== EXERCISE PROMPT ==
Scan the material below for the string "segments", and copy every line where it shows up.

== DATA LINES ==
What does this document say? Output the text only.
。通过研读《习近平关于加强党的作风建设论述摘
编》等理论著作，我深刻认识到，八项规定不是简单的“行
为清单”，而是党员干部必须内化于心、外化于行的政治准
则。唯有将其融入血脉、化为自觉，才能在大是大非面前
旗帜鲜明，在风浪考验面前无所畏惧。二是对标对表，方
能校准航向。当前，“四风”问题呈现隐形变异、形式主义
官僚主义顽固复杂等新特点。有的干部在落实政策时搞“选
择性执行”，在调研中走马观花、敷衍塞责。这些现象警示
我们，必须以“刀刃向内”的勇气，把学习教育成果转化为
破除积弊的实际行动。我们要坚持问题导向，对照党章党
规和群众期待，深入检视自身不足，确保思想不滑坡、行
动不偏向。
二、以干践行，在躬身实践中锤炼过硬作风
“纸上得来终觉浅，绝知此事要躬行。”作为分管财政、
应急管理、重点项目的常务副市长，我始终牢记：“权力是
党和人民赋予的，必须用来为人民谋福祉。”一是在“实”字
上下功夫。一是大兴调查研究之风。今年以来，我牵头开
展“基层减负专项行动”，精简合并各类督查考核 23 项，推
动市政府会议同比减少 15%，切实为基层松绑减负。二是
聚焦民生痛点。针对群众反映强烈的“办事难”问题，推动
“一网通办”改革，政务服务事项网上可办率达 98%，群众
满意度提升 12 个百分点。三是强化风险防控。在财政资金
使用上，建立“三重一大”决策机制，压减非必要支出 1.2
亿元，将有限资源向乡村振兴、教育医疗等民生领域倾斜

--

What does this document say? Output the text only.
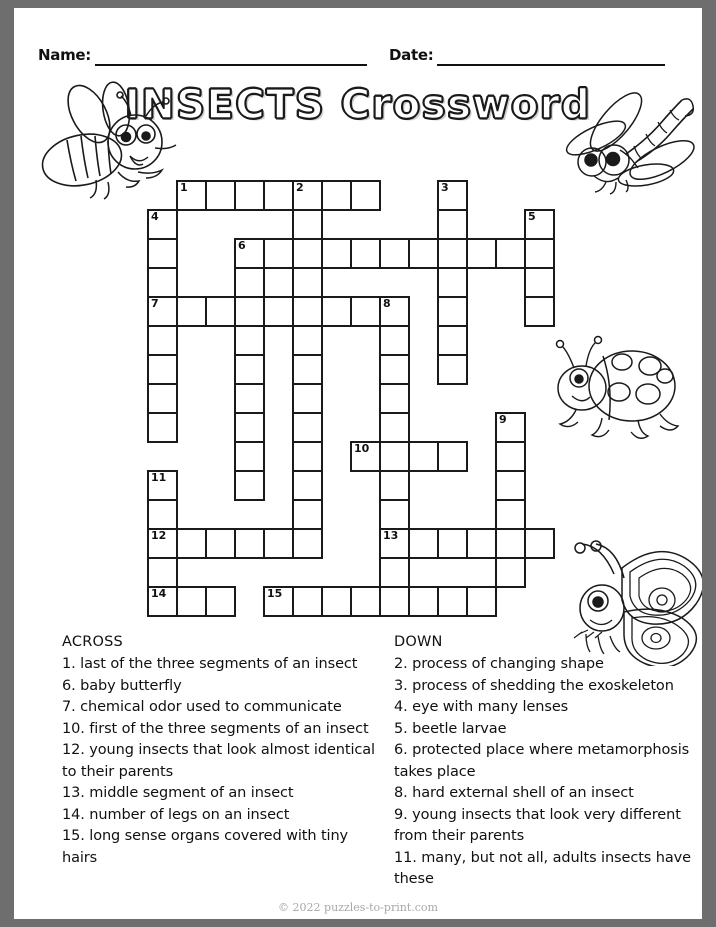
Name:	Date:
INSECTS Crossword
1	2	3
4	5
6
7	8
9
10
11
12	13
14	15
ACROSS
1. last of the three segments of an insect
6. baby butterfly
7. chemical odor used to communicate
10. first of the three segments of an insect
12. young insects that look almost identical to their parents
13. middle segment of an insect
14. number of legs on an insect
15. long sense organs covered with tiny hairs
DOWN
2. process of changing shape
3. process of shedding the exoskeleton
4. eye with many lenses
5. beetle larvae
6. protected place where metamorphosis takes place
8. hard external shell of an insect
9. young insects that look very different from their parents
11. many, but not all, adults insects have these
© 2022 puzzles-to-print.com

==

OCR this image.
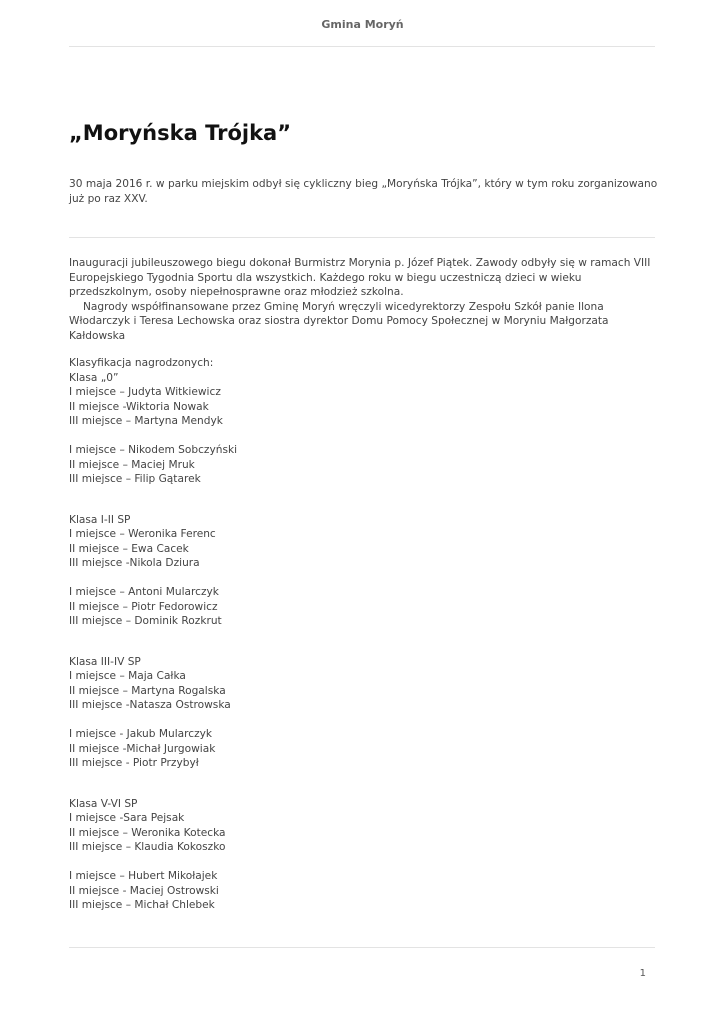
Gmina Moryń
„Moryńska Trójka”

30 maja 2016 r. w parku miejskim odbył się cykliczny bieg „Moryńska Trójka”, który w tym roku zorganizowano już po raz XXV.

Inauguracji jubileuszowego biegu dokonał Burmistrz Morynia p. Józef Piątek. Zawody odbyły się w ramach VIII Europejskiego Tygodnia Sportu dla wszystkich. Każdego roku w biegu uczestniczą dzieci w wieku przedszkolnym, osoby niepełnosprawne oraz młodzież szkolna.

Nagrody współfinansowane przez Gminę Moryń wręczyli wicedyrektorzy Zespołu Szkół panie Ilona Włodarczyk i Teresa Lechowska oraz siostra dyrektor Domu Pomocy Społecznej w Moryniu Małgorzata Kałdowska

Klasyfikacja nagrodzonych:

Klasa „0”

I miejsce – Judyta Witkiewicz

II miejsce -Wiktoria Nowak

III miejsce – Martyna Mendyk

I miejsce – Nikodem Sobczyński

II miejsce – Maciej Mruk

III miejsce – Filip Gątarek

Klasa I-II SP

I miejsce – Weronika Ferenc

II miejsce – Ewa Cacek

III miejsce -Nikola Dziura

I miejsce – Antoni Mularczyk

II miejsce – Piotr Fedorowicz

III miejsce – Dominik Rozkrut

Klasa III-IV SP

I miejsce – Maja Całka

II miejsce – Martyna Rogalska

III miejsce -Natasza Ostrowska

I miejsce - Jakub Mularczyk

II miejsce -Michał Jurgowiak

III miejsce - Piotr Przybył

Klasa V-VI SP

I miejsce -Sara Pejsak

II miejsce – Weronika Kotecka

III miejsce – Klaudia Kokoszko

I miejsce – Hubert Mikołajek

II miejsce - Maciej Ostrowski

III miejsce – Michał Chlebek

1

== THE REPLY ==
1. last of the three segments of an insect
10. first of the three segments of an insect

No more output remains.